**What is expected**
Go through the listing and copy each line with the string "Soares".

==== Exercise materials ====

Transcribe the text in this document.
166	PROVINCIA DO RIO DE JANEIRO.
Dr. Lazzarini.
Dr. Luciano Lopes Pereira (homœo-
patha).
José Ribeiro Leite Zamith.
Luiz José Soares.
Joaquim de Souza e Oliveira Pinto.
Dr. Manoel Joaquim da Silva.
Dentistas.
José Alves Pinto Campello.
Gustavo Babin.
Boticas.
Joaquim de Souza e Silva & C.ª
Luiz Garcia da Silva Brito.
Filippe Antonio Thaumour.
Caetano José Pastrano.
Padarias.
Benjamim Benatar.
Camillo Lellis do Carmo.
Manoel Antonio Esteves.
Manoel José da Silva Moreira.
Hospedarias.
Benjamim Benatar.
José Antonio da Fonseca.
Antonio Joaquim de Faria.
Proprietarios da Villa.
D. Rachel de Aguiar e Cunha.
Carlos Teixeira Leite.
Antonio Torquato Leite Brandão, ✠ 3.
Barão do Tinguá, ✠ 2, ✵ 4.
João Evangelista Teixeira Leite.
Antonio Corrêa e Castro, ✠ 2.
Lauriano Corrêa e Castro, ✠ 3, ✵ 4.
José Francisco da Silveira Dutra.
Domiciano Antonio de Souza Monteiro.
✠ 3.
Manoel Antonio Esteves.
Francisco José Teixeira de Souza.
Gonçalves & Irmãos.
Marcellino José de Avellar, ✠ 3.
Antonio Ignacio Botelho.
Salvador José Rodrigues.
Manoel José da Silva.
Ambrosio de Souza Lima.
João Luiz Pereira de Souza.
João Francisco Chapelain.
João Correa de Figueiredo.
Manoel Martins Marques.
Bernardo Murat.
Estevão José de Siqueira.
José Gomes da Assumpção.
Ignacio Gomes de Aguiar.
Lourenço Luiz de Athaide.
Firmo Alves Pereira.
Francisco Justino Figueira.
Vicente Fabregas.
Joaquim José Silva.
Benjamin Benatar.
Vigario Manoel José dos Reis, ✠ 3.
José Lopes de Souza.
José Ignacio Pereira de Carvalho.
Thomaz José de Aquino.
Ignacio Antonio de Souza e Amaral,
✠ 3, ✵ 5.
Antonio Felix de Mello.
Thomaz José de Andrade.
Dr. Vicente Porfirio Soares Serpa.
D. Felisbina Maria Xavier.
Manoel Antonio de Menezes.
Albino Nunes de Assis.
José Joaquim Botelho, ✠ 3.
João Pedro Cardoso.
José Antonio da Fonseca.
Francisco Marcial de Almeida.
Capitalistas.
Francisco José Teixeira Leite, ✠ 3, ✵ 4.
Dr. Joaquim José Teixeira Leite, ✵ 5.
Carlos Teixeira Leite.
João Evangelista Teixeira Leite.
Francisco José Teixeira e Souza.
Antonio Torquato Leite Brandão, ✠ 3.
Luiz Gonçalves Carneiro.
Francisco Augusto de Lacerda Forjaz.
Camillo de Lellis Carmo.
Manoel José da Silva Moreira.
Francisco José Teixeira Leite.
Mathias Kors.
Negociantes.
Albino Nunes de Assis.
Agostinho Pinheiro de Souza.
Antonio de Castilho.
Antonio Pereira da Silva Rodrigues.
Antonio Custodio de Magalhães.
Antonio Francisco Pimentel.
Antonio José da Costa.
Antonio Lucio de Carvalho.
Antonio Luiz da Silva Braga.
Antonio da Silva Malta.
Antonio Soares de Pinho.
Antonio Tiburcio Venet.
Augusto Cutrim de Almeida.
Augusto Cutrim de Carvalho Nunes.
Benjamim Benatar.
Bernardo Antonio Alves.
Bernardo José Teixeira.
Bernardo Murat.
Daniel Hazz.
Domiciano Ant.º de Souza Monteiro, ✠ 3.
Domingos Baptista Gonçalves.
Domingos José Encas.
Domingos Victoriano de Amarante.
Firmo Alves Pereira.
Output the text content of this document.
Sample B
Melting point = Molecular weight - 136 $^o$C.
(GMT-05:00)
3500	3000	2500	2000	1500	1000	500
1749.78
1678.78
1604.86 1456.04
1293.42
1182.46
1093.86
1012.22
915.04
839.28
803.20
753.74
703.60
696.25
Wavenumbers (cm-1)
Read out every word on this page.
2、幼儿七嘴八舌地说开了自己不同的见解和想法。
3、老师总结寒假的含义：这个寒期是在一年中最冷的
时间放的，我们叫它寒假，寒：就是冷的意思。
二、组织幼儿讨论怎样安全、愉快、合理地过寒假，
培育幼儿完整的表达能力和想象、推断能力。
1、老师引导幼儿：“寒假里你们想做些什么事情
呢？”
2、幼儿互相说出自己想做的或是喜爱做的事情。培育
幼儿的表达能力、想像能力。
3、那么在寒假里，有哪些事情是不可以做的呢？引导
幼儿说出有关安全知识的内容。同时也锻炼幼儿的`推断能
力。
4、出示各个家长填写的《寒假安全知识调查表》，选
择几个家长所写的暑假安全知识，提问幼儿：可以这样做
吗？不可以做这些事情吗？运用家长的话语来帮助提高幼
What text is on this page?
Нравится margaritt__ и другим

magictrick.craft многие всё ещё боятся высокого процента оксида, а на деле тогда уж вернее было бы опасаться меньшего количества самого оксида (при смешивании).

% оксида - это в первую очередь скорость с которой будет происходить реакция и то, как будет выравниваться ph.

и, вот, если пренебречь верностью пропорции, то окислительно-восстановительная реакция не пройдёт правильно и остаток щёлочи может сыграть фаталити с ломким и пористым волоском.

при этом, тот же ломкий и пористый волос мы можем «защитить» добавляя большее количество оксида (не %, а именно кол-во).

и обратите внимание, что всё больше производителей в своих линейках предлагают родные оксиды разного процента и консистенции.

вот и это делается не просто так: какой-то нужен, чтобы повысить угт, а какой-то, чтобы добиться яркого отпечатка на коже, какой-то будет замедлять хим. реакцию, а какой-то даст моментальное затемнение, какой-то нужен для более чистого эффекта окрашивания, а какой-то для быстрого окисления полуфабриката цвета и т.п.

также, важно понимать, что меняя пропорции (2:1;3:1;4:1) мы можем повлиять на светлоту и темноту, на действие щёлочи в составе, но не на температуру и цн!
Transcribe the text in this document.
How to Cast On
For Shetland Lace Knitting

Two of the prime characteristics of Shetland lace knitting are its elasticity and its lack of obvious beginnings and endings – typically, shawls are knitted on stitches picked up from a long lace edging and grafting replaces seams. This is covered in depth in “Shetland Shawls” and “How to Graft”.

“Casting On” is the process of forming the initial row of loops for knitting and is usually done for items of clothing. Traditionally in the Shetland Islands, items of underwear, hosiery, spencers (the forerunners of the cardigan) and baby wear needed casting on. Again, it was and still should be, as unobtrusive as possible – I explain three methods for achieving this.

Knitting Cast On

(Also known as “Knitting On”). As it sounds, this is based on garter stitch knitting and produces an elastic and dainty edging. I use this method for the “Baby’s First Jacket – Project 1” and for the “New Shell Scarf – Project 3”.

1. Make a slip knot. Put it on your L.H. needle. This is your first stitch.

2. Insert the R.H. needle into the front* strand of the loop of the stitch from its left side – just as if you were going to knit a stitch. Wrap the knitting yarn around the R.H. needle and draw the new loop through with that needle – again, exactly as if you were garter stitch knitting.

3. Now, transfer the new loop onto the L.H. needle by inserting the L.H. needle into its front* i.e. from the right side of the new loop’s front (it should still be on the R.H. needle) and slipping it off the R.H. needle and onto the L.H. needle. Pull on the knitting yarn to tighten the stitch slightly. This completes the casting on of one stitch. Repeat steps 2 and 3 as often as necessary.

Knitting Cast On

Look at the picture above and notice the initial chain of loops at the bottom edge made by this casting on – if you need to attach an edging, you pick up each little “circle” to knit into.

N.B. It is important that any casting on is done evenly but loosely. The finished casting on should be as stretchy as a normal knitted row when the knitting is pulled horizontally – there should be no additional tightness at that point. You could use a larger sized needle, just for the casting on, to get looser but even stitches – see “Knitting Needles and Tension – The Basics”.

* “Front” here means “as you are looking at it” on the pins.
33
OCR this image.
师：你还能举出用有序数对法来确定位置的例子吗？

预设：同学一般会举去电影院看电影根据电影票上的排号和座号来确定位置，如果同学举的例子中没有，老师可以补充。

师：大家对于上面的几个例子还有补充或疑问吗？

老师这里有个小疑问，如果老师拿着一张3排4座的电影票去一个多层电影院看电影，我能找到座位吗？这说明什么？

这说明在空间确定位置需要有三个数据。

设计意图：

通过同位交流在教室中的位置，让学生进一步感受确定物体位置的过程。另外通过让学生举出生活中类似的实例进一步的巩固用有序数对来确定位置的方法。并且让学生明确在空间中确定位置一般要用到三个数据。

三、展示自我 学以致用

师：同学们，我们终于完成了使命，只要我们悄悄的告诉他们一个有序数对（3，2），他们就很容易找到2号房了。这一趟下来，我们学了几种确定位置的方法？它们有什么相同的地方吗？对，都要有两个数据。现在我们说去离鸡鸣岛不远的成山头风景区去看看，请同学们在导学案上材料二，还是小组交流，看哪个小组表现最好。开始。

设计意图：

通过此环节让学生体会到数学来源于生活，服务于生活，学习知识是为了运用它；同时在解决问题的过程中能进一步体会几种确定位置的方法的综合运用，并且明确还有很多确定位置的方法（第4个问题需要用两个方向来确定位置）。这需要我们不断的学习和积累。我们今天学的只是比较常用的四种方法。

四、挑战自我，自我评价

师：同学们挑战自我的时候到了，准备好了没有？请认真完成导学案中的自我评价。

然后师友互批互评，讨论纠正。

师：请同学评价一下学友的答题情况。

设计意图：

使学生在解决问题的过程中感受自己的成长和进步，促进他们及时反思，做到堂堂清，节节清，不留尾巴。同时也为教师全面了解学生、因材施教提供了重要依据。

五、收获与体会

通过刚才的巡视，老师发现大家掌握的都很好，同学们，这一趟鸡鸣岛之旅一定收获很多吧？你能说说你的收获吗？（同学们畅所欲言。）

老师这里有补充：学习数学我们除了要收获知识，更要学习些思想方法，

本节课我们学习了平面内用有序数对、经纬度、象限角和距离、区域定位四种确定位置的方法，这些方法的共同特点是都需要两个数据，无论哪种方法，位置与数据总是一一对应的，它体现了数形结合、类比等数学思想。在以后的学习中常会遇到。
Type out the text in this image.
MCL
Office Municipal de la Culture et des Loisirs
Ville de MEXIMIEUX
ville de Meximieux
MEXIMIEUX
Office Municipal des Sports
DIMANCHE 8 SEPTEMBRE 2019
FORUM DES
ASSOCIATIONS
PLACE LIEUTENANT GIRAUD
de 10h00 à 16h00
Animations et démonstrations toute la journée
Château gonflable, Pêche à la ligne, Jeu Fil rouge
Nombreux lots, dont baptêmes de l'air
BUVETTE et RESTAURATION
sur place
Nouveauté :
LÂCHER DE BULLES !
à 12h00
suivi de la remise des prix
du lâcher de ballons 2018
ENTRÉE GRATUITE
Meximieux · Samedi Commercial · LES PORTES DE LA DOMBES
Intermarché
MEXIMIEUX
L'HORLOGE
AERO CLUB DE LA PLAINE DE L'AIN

====

**Response to this exercise**
Luiz José Soares.
Dr. Vicente Porfirio Soares Serpa.
Antonio Soares de Pinho.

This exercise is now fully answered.